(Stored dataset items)
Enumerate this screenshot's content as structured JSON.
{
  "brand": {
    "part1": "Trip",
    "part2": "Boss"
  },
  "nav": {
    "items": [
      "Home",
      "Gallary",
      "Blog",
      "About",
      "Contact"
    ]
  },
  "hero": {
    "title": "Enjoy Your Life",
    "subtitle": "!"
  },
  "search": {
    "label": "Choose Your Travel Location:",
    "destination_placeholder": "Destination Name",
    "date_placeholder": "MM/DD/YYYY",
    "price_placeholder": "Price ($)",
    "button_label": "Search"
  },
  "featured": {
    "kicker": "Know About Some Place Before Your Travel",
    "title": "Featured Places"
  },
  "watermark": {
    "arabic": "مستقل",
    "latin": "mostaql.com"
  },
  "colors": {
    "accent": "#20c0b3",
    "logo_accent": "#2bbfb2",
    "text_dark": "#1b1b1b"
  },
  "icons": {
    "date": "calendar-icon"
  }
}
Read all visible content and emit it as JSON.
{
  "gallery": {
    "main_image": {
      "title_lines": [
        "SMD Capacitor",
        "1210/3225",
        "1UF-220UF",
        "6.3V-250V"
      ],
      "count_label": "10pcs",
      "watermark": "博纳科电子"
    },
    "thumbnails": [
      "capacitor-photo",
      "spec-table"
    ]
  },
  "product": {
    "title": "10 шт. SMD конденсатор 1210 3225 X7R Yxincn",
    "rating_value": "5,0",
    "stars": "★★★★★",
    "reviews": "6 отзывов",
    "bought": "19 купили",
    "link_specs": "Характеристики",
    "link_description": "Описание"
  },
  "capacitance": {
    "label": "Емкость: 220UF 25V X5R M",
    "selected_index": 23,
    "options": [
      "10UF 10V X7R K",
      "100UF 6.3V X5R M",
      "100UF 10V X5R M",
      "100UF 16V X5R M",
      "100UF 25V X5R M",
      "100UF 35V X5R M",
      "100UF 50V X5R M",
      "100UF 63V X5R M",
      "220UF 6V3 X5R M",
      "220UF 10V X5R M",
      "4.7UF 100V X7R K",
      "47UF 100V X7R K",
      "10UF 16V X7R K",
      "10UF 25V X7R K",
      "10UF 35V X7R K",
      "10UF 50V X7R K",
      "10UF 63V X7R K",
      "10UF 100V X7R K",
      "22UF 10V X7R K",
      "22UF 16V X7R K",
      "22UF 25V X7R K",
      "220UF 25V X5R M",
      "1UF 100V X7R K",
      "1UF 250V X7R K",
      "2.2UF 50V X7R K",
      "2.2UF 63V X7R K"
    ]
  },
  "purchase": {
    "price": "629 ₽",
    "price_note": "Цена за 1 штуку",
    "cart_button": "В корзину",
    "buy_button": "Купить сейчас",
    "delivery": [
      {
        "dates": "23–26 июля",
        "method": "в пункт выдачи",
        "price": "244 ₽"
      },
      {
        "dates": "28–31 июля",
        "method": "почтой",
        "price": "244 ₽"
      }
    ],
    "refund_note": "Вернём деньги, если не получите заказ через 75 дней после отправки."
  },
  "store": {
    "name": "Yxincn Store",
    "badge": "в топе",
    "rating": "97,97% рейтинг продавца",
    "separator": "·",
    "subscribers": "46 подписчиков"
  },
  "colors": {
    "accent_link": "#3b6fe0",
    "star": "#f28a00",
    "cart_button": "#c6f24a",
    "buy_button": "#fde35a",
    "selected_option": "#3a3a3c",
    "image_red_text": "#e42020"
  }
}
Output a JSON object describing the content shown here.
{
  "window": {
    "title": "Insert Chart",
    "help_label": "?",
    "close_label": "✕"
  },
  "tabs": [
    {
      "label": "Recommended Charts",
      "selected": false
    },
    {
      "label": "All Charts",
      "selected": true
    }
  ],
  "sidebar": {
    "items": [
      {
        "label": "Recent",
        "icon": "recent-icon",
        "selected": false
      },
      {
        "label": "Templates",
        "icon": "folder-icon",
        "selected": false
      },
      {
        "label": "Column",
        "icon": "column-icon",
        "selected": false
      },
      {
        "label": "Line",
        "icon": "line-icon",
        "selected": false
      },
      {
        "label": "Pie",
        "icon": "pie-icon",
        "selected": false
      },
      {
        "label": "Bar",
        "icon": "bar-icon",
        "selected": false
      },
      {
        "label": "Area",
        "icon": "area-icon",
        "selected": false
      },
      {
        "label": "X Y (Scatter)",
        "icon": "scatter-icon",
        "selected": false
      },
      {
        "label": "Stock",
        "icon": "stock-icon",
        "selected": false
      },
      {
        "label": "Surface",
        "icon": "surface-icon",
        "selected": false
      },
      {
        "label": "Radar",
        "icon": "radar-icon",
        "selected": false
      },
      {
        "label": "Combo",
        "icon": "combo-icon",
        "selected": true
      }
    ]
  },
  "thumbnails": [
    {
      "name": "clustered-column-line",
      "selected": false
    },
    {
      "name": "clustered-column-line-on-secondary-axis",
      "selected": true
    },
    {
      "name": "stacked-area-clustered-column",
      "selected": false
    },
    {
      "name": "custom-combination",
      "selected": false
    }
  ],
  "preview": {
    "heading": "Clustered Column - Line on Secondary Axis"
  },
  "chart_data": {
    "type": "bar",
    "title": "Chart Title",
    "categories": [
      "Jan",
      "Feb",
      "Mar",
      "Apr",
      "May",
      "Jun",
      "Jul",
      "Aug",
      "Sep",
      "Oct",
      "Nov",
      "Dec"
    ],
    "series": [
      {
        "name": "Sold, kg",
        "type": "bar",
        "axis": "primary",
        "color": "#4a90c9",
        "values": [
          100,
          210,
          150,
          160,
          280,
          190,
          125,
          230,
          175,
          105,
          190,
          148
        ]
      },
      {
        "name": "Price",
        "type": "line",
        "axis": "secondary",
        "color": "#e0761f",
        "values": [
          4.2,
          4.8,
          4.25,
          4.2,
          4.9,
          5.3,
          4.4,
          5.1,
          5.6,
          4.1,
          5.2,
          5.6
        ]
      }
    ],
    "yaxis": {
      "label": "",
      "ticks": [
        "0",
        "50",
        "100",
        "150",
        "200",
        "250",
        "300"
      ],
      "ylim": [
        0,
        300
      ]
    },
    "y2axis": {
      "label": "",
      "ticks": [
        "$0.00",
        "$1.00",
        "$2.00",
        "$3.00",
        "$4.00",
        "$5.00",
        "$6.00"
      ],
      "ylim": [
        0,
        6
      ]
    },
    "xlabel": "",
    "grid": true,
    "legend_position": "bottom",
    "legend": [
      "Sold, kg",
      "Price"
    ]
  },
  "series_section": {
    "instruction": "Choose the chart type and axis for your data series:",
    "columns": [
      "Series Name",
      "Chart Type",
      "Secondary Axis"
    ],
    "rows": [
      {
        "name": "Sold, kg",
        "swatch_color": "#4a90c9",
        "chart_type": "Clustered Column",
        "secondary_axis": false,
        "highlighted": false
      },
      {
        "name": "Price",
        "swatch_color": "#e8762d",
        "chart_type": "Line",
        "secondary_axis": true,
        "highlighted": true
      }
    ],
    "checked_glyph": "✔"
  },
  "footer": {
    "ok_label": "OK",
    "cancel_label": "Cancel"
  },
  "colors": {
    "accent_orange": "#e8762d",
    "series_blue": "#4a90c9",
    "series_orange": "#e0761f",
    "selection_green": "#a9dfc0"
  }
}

The request:
Scan the material above. Copy each line where "Choose" occurs.

Full answer:
    "label": "Choose Your Travel Location:",
    "instruction": "Choose the chart type and axis for your data series:",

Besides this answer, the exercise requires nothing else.